[Goal of the exercise]
Could you restate the entries below word for word and leave out the pictures?

:::::

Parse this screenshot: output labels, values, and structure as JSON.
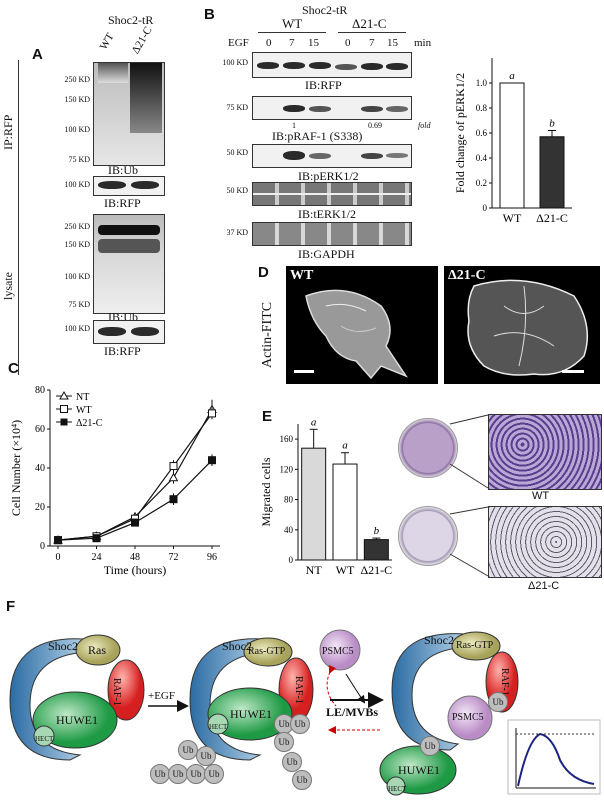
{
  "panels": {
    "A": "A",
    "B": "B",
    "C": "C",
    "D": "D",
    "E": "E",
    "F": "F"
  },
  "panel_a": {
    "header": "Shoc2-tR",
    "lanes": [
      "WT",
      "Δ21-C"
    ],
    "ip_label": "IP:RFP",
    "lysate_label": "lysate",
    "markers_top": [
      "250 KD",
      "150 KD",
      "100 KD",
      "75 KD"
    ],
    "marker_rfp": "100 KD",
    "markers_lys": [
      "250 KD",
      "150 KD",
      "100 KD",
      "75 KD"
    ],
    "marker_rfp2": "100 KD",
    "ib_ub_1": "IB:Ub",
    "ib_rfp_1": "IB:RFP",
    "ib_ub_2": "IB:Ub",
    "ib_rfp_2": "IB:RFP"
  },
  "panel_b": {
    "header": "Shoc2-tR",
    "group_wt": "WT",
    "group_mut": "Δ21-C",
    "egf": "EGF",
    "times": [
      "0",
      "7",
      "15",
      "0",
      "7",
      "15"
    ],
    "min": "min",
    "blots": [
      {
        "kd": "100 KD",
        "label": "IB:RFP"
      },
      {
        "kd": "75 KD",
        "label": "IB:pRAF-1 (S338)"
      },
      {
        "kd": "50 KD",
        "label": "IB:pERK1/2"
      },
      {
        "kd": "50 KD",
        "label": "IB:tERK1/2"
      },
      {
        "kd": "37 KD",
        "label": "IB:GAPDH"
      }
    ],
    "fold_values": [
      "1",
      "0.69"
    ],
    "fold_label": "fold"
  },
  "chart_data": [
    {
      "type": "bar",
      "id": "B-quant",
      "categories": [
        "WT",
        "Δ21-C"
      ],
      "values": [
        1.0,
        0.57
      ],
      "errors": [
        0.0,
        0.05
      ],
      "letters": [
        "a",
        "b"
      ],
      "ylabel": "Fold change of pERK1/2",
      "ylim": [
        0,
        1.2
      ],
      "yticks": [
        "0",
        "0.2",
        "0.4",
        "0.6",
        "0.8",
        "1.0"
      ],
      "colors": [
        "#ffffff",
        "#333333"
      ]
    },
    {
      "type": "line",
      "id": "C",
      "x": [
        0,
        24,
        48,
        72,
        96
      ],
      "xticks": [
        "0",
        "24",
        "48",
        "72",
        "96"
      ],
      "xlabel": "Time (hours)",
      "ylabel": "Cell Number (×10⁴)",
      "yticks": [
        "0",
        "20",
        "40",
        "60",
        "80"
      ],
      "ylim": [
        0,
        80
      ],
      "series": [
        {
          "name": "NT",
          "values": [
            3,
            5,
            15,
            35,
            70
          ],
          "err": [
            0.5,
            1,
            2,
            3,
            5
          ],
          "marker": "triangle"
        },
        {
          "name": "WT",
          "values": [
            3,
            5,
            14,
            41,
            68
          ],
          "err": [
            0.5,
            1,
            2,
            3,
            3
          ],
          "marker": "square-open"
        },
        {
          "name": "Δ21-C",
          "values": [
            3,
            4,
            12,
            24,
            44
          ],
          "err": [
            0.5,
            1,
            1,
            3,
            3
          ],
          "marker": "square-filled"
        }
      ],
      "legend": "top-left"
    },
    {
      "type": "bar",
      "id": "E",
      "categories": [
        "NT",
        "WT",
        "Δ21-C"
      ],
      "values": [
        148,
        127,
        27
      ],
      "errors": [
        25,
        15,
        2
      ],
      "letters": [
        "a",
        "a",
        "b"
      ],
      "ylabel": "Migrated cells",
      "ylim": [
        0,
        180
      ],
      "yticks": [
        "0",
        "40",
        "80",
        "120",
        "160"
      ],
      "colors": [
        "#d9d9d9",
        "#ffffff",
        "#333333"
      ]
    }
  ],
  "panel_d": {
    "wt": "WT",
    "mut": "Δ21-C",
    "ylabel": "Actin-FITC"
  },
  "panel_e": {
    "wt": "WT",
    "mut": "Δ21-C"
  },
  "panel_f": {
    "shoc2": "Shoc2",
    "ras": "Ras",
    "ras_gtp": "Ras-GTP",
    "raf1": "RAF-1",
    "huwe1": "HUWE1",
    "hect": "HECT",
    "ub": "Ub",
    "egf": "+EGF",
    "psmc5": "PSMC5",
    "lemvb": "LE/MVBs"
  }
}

:::::

[Output of the exercise]
Parse this screenshot: output labels, values, and structure as JSON.
{
  "panels": {
    "A": "A",
    "B": "B",
    "C": "C",
    "D": "D",
    "E": "E",
    "F": "F"
  },
  "panel_a": {
    "header": "Shoc2-tR",
    "lanes": [
      "WT",
      "Δ21-C"
    ],
    "ip_label": "IP:RFP",
    "lysate_label": "lysate",
    "markers_top": [
      "250 KD",
      "150 KD",
      "100 KD",
      "75 KD"
    ],
    "marker_rfp": "100 KD",
    "markers_lys": [
      "250 KD",
      "150 KD",
      "100 KD",
      "75 KD"
    ],
    "marker_rfp2": "100 KD",
    "ib_ub_1": "IB:Ub",
    "ib_rfp_1": "IB:RFP",
    "ib_ub_2": "IB:Ub",
    "ib_rfp_2": "IB:RFP"
  },
  "panel_b": {
    "header": "Shoc2-tR",
    "group_wt": "WT",
    "group_mut": "Δ21-C",
    "egf": "EGF",
    "times": [
      "0",
      "7",
      "15",
      "0",
      "7",
      "15"
    ],
    "min": "min",
    "blots": [
      {
        "kd": "100 KD",
        "label": "IB:RFP"
      },
      {
        "kd": "75 KD",
        "label": "IB:pRAF-1 (S338)"
      },
      {
        "kd": "50 KD",
        "label": "IB:pERK1/2"
      },
      {
        "kd": "50 KD",
        "label": "IB:tERK1/2"
      },
      {
        "kd": "37 KD",
        "label": "IB:GAPDH"
      }
    ],
    "fold_values": [
      "1",
      "0.69"
    ],
    "fold_label": "fold"
  },
  "chart_data": [
    {
      "type": "bar",
      "id": "B-quant",
      "categories": [
        "WT",
        "Δ21-C"
      ],
      "values": [
        1.0,
        0.57
      ],
      "errors": [
        0.0,
        0.05
      ],
      "letters": [
        "a",
        "b"
      ],
      "ylabel": "Fold change of pERK1/2",
      "ylim": [
        0,
        1.2
      ],
      "yticks": [
        "0",
        "0.2",
        "0.4",
        "0.6",
        "0.8",
        "1.0"
      ],
      "colors": [
        "#ffffff",
        "#333333"
      ]
    },
    {
      "type": "line",
      "id": "C",
      "x": [
        0,
        24,
        48,
        72,
        96
      ],
      "xticks": [
        "0",
        "24",
        "48",
        "72",
        "96"
      ],
      "xlabel": "Time (hours)",
      "ylabel": "Cell Number (×10⁴)",
      "yticks": [
        "0",
        "20",
        "40",
        "60",
        "80"
      ],
      "ylim": [
        0,
        80
      ],
      "series": [
        {
          "name": "NT",
          "values": [
            3,
            5,
            15,
            35,
            70
          ],
          "err": [
            0.5,
            1,
            2,
            3,
            5
          ],
          "marker": "triangle"
        },
        {
          "name": "WT",
          "values": [
            3,
            5,
            14,
            41,
            68
          ],
          "err": [
            0.5,
            1,
            2,
            3,
            3
          ],
          "marker": "square-open"
        },
        {
          "name": "Δ21-C",
          "values": [
            3,
            4,
            12,
            24,
            44
          ],
          "err": [
            0.5,
            1,
            1,
            3,
            3
          ],
          "marker": "square-filled"
        }
      ],
      "legend": "top-left"
    },
    {
      "type": "bar",
      "id": "E",
      "categories": [
        "NT",
        "WT",
        "Δ21-C"
      ],
      "values": [
        148,
        127,
        27
      ],
      "errors": [
        25,
        15,
        2
      ],
      "letters": [
        "a",
        "a",
        "b"
      ],
      "ylabel": "Migrated cells",
      "ylim": [
        0,
        180
      ],
      "yticks": [
        "0",
        "40",
        "80",
        "120",
        "160"
      ],
      "colors": [
        "#d9d9d9",
        "#ffffff",
        "#333333"
      ]
    }
  ],
  "panel_d": {
    "wt": "WT",
    "mut": "Δ21-C",
    "ylabel": "Actin-FITC"
  },
  "panel_e": {
    "wt": "WT",
    "mut": "Δ21-C"
  },
  "panel_f": {
    "shoc2": "Shoc2",
    "ras": "Ras",
    "ras_gtp": "Ras-GTP",
    "raf1": "RAF-1",
    "huwe1": "HUWE1",
    "hect": "HECT",
    "ub": "Ub",
    "egf": "+EGF",
    "psmc5": "PSMC5",
    "lemvb": "LE/MVBs"
  }
}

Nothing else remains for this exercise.